Set problem
Rename "Yarn Titer" to "Yarn Count" in the listing from its first line through the line containing "y-tick-label: 4 [606,267,616,287]", inclusive, and reproduce only those lines with everything else unchanged.

====== Given data

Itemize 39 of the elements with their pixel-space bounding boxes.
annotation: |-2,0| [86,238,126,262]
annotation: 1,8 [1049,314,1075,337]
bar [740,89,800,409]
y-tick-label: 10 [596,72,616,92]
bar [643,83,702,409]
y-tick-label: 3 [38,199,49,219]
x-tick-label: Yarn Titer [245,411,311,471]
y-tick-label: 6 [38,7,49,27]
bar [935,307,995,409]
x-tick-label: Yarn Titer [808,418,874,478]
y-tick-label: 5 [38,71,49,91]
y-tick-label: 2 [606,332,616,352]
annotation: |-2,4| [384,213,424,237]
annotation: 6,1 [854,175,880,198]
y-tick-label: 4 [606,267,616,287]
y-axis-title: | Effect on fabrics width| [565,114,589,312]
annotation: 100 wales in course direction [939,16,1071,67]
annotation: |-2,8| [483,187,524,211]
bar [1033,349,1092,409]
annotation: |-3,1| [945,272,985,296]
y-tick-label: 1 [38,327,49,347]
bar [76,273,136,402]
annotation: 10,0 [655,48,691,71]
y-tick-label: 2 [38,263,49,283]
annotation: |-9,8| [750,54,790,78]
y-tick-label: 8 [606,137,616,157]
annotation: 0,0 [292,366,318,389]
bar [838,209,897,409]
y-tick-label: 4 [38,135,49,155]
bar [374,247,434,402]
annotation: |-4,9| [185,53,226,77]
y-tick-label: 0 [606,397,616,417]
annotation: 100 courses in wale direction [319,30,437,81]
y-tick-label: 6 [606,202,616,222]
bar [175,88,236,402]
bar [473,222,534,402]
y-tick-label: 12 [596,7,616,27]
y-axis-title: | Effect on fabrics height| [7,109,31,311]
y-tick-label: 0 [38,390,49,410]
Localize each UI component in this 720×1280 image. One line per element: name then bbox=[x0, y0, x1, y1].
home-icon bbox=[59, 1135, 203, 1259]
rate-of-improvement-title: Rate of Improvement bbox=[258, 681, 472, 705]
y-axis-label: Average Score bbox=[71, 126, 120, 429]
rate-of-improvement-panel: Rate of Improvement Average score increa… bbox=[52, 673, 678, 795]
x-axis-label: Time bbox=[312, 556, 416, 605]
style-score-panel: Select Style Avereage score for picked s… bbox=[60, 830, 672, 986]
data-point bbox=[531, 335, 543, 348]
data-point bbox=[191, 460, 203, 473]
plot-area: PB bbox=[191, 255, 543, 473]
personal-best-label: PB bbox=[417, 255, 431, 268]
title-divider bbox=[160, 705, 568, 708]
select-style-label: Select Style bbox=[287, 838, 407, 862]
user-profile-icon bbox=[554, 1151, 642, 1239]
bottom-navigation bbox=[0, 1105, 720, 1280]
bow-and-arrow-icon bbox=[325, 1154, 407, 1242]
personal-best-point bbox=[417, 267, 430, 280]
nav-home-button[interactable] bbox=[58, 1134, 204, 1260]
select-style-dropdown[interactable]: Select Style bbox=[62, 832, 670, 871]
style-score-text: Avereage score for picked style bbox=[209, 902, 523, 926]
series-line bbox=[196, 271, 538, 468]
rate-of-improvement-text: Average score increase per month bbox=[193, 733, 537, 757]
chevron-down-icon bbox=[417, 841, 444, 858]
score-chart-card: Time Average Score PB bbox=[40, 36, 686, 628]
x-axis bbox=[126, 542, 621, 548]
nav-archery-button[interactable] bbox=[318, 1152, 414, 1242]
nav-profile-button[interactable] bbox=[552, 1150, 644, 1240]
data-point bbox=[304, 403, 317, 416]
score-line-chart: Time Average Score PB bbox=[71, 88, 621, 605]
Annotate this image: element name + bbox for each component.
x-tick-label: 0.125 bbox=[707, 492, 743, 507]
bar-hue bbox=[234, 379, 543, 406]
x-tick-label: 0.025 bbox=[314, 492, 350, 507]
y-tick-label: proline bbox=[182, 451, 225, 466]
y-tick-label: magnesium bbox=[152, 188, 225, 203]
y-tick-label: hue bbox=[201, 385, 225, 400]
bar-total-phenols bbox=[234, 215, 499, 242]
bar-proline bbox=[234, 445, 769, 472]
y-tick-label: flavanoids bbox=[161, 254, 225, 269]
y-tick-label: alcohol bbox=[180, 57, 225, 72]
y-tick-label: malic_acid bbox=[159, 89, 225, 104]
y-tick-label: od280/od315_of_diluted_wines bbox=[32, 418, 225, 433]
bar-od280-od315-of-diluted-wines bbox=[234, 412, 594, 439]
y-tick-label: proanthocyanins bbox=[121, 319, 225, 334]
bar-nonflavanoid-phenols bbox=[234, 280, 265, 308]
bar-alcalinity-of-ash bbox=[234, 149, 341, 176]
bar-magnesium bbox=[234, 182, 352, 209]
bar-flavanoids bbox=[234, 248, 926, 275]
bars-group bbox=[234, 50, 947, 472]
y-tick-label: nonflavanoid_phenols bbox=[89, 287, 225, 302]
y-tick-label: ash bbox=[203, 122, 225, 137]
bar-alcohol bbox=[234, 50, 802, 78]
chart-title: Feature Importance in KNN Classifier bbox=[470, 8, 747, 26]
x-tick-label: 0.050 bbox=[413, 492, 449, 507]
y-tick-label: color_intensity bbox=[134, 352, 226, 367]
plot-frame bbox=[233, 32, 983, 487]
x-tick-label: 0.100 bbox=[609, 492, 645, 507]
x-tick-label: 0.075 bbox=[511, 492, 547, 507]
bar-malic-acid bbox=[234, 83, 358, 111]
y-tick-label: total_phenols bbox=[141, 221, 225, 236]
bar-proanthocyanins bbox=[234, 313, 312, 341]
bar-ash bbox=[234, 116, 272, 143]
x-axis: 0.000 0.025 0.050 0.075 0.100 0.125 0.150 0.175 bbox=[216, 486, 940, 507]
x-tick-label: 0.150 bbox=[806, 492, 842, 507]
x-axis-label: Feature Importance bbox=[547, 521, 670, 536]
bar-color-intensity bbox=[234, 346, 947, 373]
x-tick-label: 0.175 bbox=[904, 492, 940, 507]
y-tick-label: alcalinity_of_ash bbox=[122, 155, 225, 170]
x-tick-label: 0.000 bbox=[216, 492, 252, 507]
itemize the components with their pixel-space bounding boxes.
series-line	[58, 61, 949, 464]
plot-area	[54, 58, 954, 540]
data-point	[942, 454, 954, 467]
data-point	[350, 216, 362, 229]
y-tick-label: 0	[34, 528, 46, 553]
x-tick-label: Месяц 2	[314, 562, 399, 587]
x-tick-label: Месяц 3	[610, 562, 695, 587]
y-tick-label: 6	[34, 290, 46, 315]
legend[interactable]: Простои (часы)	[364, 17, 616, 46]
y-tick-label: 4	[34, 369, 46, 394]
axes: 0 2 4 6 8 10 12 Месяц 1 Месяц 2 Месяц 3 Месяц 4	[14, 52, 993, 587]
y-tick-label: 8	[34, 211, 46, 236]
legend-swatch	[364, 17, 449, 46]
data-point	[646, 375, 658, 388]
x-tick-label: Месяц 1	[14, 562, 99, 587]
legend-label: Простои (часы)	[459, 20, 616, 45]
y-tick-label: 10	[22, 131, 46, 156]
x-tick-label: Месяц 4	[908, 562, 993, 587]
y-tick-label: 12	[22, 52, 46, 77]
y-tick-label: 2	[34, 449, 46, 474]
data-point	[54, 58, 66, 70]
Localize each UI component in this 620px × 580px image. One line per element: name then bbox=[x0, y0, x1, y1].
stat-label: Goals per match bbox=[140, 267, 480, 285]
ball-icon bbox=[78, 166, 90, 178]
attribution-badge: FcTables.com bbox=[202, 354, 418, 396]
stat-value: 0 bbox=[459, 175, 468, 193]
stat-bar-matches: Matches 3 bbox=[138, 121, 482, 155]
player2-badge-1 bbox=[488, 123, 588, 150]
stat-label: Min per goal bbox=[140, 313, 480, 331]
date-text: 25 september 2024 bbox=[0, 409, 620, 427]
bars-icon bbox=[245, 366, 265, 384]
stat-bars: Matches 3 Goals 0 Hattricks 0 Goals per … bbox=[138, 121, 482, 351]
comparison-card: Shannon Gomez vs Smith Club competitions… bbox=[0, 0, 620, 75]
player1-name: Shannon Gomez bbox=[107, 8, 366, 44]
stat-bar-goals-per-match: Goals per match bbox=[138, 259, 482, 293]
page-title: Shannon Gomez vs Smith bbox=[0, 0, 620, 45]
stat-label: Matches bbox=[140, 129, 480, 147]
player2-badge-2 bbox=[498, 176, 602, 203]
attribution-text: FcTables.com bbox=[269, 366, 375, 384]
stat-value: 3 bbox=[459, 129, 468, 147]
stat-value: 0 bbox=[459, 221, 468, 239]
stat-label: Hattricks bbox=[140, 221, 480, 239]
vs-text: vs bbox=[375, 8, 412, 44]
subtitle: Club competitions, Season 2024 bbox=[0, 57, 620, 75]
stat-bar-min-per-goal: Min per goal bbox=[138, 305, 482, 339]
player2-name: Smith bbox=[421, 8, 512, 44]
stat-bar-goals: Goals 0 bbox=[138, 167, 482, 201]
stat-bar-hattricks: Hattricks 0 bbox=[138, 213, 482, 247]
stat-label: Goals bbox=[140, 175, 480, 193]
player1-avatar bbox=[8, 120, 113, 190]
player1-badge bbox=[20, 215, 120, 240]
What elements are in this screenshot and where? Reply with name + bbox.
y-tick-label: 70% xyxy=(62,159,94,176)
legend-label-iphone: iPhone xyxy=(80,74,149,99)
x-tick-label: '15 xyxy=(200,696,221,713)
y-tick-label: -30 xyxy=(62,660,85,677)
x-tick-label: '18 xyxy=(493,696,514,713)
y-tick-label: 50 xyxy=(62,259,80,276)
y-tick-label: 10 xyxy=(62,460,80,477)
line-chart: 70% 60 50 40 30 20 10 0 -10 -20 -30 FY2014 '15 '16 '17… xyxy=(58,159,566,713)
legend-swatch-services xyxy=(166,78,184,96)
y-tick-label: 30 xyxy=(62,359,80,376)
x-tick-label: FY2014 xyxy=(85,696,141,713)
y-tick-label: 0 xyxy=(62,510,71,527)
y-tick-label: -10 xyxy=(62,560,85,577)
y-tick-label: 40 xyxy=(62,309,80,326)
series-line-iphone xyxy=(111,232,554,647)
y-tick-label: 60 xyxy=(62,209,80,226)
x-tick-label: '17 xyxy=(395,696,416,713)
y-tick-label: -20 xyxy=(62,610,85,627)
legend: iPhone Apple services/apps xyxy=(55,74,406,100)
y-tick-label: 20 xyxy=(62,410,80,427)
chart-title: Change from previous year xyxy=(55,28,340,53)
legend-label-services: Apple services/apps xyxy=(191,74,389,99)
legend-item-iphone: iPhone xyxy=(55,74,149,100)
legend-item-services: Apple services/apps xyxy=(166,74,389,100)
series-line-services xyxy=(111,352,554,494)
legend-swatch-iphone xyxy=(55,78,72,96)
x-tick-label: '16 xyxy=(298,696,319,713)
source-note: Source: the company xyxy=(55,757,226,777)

============

Exercise solution
Itemize 39 of the elements with their pixel-space bounding boxes.
annotation: |-2,0| [86,238,126,262]
annotation: 1,8 [1049,314,1075,337]
bar [740,89,800,409]
y-tick-label: 10 [596,72,616,92]
bar [643,83,702,409]
y-tick-label: 3 [38,199,49,219]
x-tick-label: Yarn Count [245,411,311,471]
y-tick-label: 6 [38,7,49,27]
bar [935,307,995,409]
x-tick-label: Yarn Count [808,418,874,478]
y-tick-label: 5 [38,71,49,91]
y-tick-label: 2 [606,332,616,352]
annotation: |-2,4| [384,213,424,237]
annotation: 6,1 [854,175,880,198]
y-tick-label: 4 [606,267,616,287]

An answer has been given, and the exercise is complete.